**WHAT IS NEEDED:** Using the data below, copy every line that contains the word "integers".

**RECORDS SUPPLIED:**
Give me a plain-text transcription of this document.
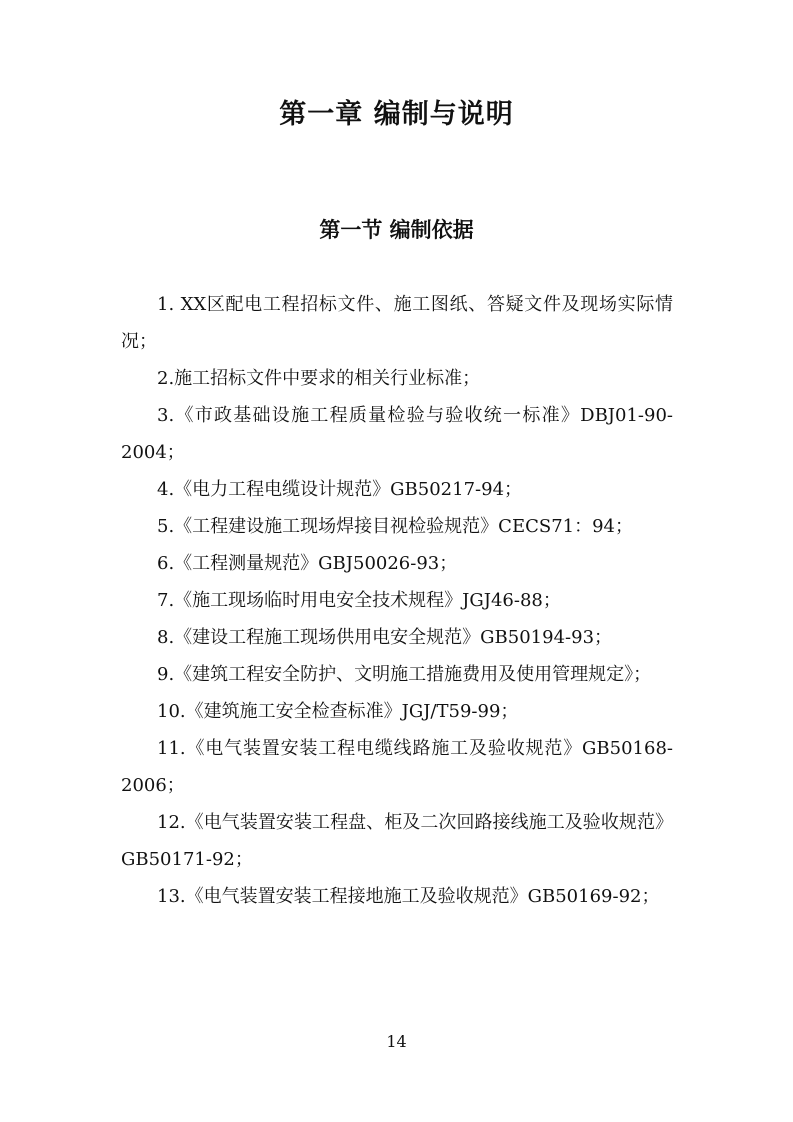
第一章 编制与说明
第一节 编制依据

1. XX区配电工程招标文件、施工图纸、答疑文件及现场实际情况；

2.施工招标文件中要求的相关行业标准；

3.《市政基础设施工程质量检验与验收统一标准》DBJ01-90-2004；

4.《电力工程电缆设计规范》GB50217-94；

5.《工程建设施工现场焊接目视检验规范》CECS71：94；

6.《工程测量规范》GBJ50026-93；

7.《施工现场临时用电安全技术规程》JGJ46-88；

8.《建设工程施工现场供用电安全规范》GB50194-93；

9.《建筑工程安全防护、文明施工措施费用及使用管理规定》；

10.《建筑施工安全检查标准》JGJ/T59-99；

11.《电气装置安装工程电缆线路施工及验收规范》GB50168-2006；

12.《电气装置安装工程盘、柜及二次回路接线施工及验收规范》GB50171-92；

13.《电气装置安装工程接地施工及验收规范》GB50169-92；

14
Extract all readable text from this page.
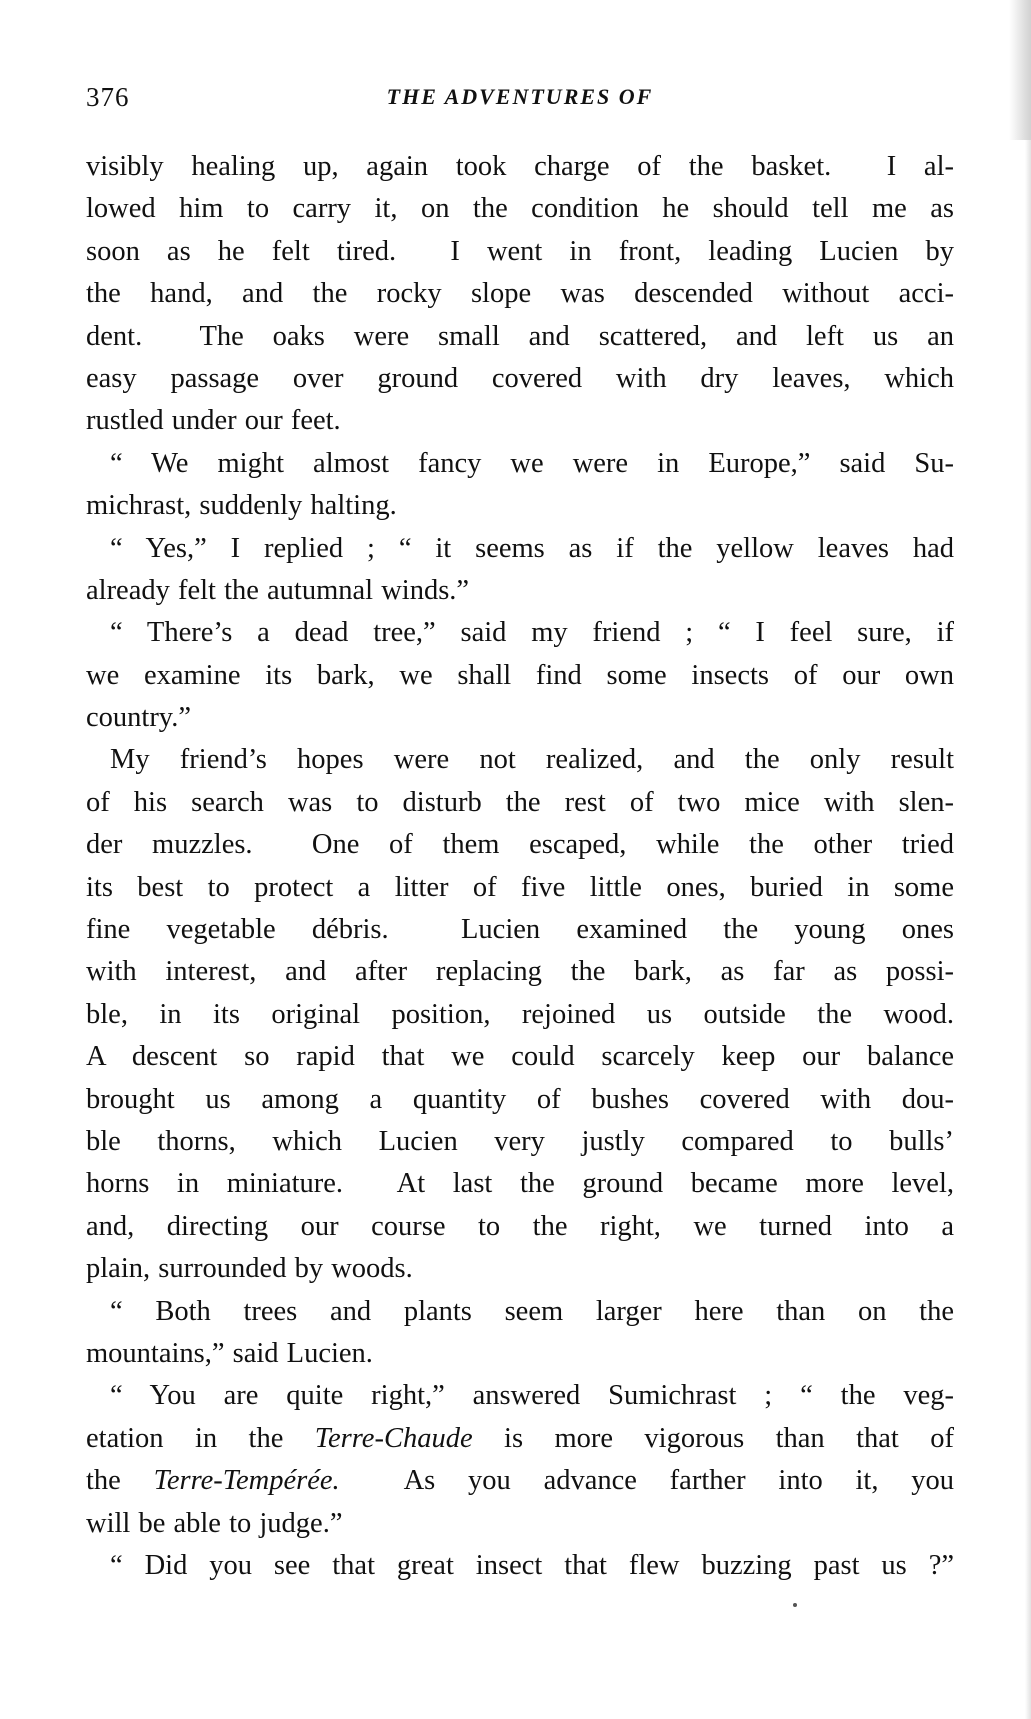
376	THE ADVENTURES OF
visibly healing up, again took charge of the basket.  I al-
lowed him to carry it, on the condition he should tell me as
soon as he felt tired.  I went in front, leading Lucien by
the hand, and the rocky slope was descended without acci-
dent.  The oaks were small and scattered, and left us an
easy passage over ground covered with dry leaves, which
rustled under our feet.
“ We might almost fancy we were in Europe,” said Su-
michrast, suddenly halting.
“ Yes,” I replied ; “ it seems as if the yellow leaves had
already felt the autumnal winds.”
“ There’s a dead tree,” said my friend ; “ I feel sure, if
we examine its bark, we shall find some insects of our own
country.”
My friend’s hopes were not realized, and the only result
of his search was to disturb the rest of two mice with slen-
der muzzles.  One of them escaped, while the other tried
its best to protect a litter of five little ones, buried in some
fine vegetable débris.  Lucien examined the young ones
with interest, and after replacing the bark, as far as possi-
ble, in its original position, rejoined us outside the wood.
A descent so rapid that we could scarcely keep our balance
brought us among a quantity of bushes covered with dou-
ble thorns, which Lucien very justly compared to bulls’
horns in miniature.  At last the ground became more level,
and, directing our course to the right, we turned into a
plain, surrounded by woods.
“ Both trees and plants seem larger here than on the
mountains,” said Lucien.
“ You are quite right,” answered Sumichrast ; “ the veg-
etation in the Terre-Chaude is more vigorous than that of
the Terre-Tempérée.  As you advance farther into it, you
will be able to judge.”
“ Did you see that great insect that flew buzzing past us ?”
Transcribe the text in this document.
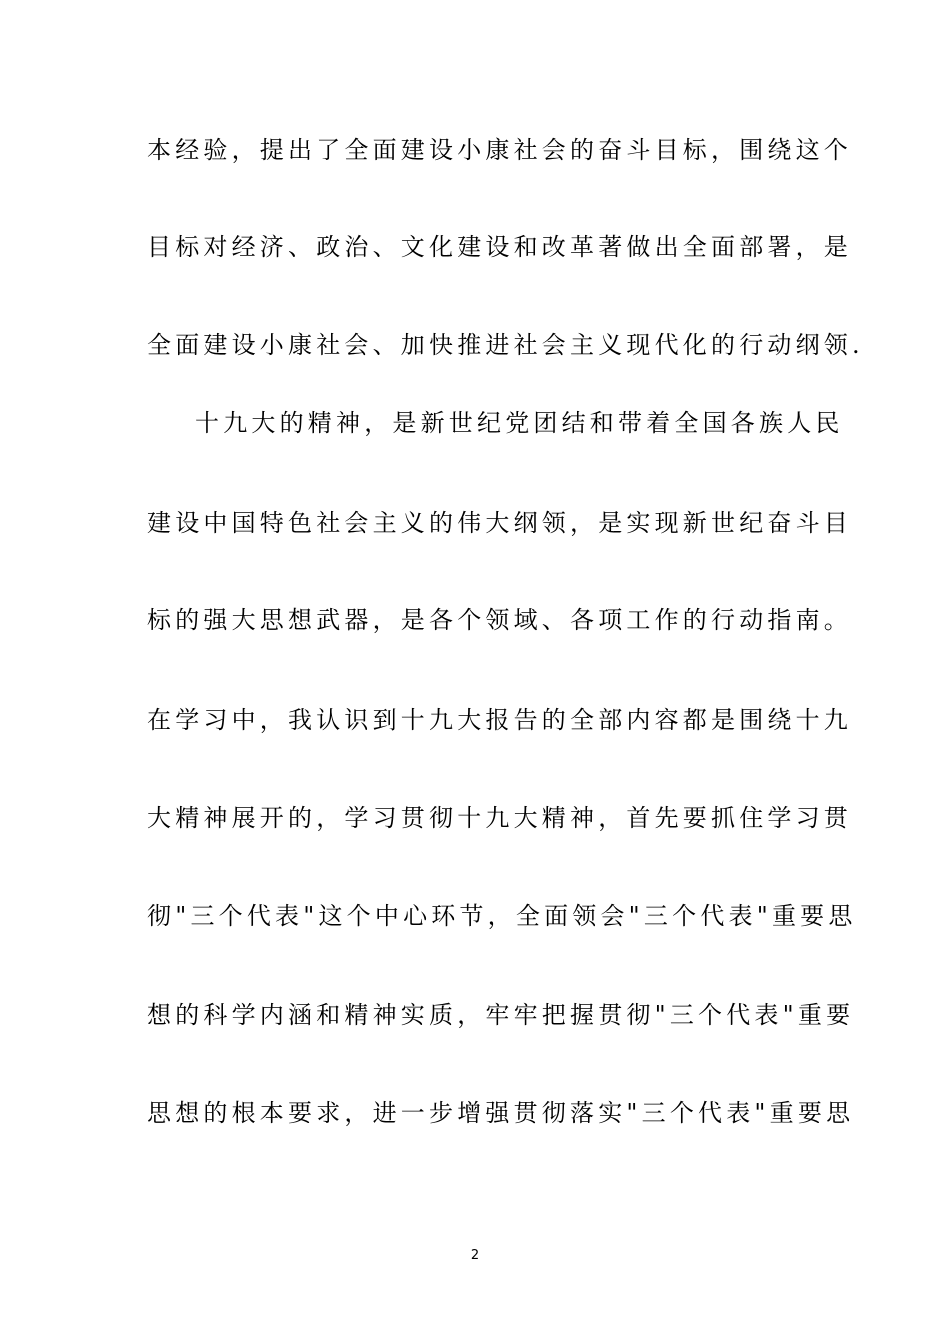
本经验，提出了全面建设小康社会的奋斗目标，围绕这个
目标对经济、政治、文化建设和改革著做出全面部署，是
全面建设小康社会、加快推进社会主义现代化的行动纲领.
十九大的精神，是新世纪党团结和带着全国各族人民
建设中国特色社会主义的伟大纲领，是实现新世纪奋斗目
标的强大思想武器，是各个领域、各项工作的行动指南。
在学习中，我认识到十九大报告的全部内容都是围绕十九
大精神展开的，学习贯彻十九大精神，首先要抓住学习贯
彻"三个代表"这个中心环节，全面领会"三个代表"重要思
想的科学内涵和精神实质，牢牢把握贯彻"三个代表"重要
思想的根本要求，进一步增强贯彻落实"三个代表"重要思
2
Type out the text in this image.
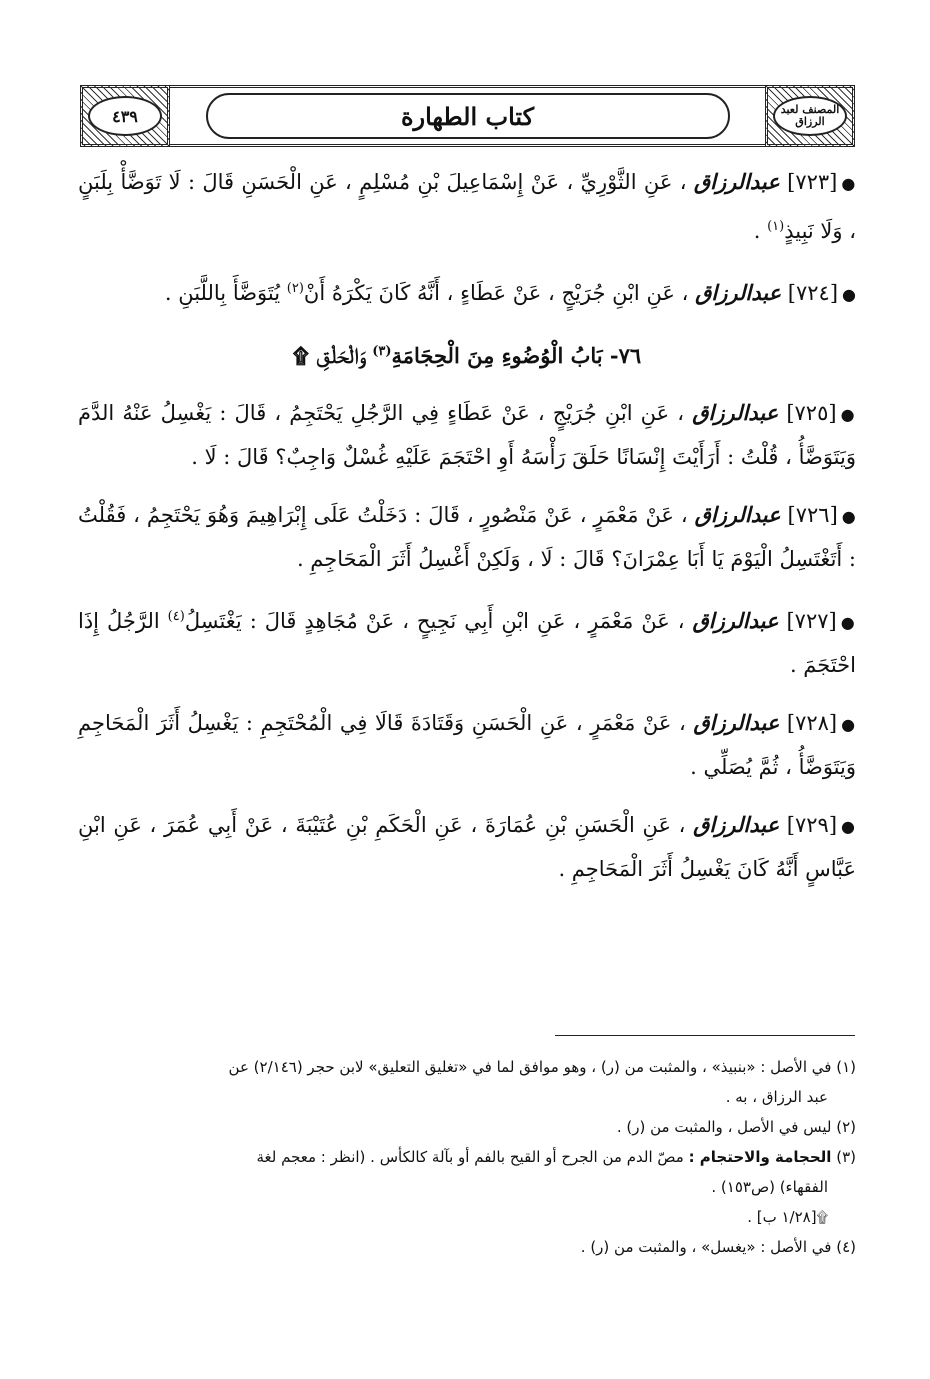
٤٣٩	كتاب الطهارة	المصنف لعبد الرزاق

●[٧٢٣] عبدالرزاق ، عَنِ الثَّوْرِيِّ ، عَنْ إِسْمَاعِيلَ بْنِ مُسْلِمٍ ، عَنِ الْحَسَنِ قَالَ : لَا تَوَضَّأْ بِلَبَنٍ ، وَلَا نَبِيذٍ$^{(١)}$ .

●[٧٢٤] عبدالرزاق ، عَنِ ابْنِ جُرَيْجٍ ، عَنْ عَطَاءٍ ، أَنَّهُ كَانَ يَكْرَهُ أَنْ$^{(٢)}$ يُتَوَضَّأَ بِاللَّبَنِ .

٧٦- بَابُ الْوُضُوءِ مِنَ الْحِجَامَةِ$^{(٣)}$ وَالْحَلْقِ ۩

●[٧٢٥] عبدالرزاق ، عَنِ ابْنِ جُرَيْجٍ ، عَنْ عَطَاءٍ فِي الرَّجُلِ يَحْتَجِمُ ، قَالَ : يَغْسِلُ عَنْهُ الدَّمَ وَيَتَوَضَّأُ ، قُلْتُ : أَرَأَيْتَ إِنْسَانًا حَلَقَ رَأْسَهُ أَوِ احْتَجَمَ عَلَيْهِ غُسْلٌ وَاجِبٌ؟ قَالَ : لَا .

●[٧٢٦] عبدالرزاق ، عَنْ مَعْمَرٍ ، عَنْ مَنْصُورٍ ، قَالَ : دَخَلْتُ عَلَى إِبْرَاهِيمَ وَهُوَ يَحْتَجِمُ ، فَقُلْتُ : أَتَغْتَسِلُ الْيَوْمَ يَا أَبَا عِمْرَانَ؟ قَالَ : لَا ، وَلَكِنْ أَغْسِلُ أَثَرَ الْمَحَاجِمِ .

●[٧٢٧] عبدالرزاق ، عَنْ مَعْمَرٍ ، عَنِ ابْنِ أَبِي نَجِيحٍ ، عَنْ مُجَاهِدٍ قَالَ : يَغْتَسِلُ$^{(٤)}$ الرَّجُلُ إِذَا احْتَجَمَ .

●[٧٢٨] عبدالرزاق ، عَنْ مَعْمَرٍ ، عَنِ الْحَسَنِ وَقَتَادَةَ قَالَا فِي الْمُحْتَجِمِ : يَغْسِلُ أَثَرَ الْمَحَاجِمِ وَيَتَوَضَّأُ ، ثُمَّ يُصَلِّي .

●[٧٢٩] عبدالرزاق ، عَنِ الْحَسَنِ بْنِ عُمَارَةَ ، عَنِ الْحَكَمِ بْنِ عُتَيْبَةَ ، عَنْ أَبِي عُمَرَ ، عَنِ ابْنِ عَبَّاسٍ أَنَّهُ كَانَ يَغْسِلُ أَثَرَ الْمَحَاجِمِ .

(١) في الأصل : «بنبيذ» ، والمثبت من (ر) ، وهو موافق لما في «تغليق التعليق» لابن حجر (٢/١٤٦) عن

عبد الرزاق ، به .

(٢) ليس في الأصل ، والمثبت من (ر) .

(٣) الحجامة والاحتجام : مصّ الدم من الجرح أو القيح بالفم أو بآلة كالكأس . (انظر : معجم لغة

الفقهاء) (ص١٥٣) .

۩[١/٢٨ ب] .

(٤) في الأصل : «يغسل» ، والمثبت من (ر) .
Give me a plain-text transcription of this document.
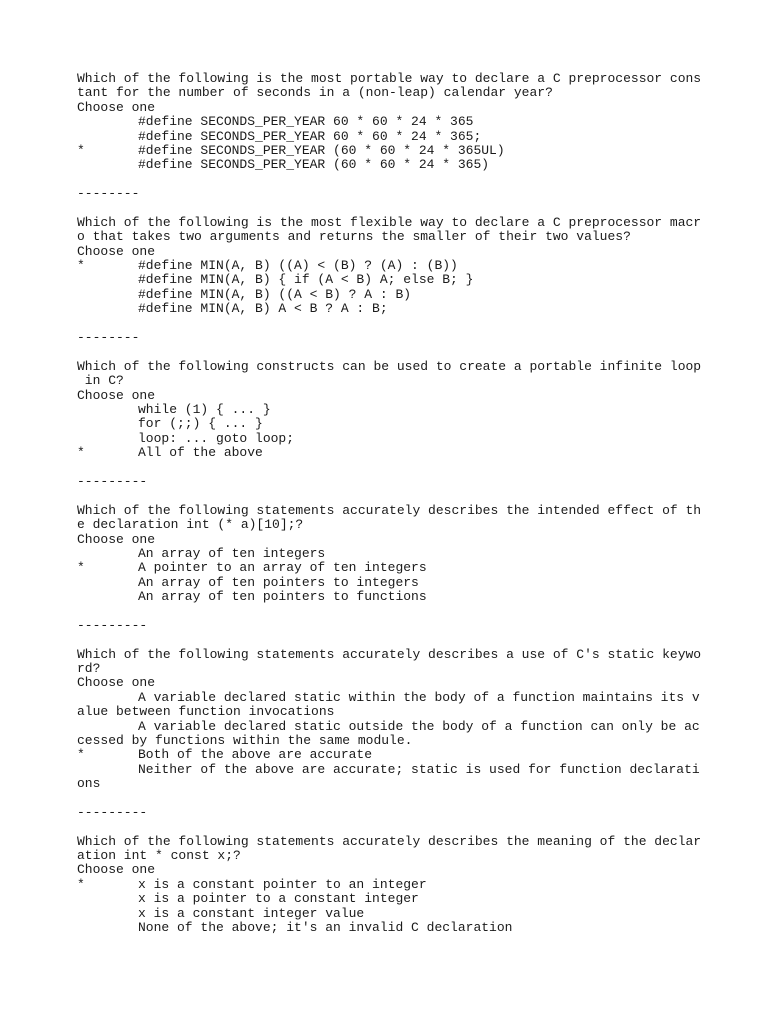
Which of the following is the most portable way to declare a C preprocessor cons
tant for the number of seconds in a (non-leap) calendar year?
Choose one
#define SECONDS_PER_YEAR 60 * 60 * 24 * 365
#define SECONDS_PER_YEAR 60 * 60 * 24 * 365;
*	#define SECONDS_PER_YEAR (60 * 60 * 24 * 365UL)
#define SECONDS_PER_YEAR (60 * 60 * 24 * 365)
--------
Which of the following is the most flexible way to declare a C preprocessor macr
o that takes two arguments and returns the smaller of their two values?
Choose one
*	#define MIN(A, B) ((A) < (B) ? (A) : (B))
#define MIN(A, B) { if (A < B) A; else B; }
#define MIN(A, B) ((A < B) ? A : B)
#define MIN(A, B) A < B ? A : B;
--------
Which of the following constructs can be used to create a portable infinite loop
in C?
Choose one
while (1) { ... }
for (;;) { ... }
loop: ... goto loop;
*	All of the above
---------
Which of the following statements accurately describes the intended effect of th
e declaration int (* a)[10];?
Choose one
An array of ten integers
*	A pointer to an array of ten integers
An array of ten pointers to integers
An array of ten pointers to functions
---------
Which of the following statements accurately describes a use of C's static keywo
rd?
Choose one
A variable declared static within the body of a function maintains its v
alue between function invocations
A variable declared static outside the body of a function can only be ac
cessed by functions within the same module.
*	Both of the above are accurate
Neither of the above are accurate; static is used for function declarati
ons
---------
Which of the following statements accurately describes the meaning of the declar
ation int * const x;?
Choose one
*	x is a constant pointer to an integer
x is a pointer to a constant integer
x is a constant integer value
None of the above; it's an invalid C declaration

**OUTPUT:**
An array of ten integers
*	A pointer to an array of ten integers
An array of ten pointers to integers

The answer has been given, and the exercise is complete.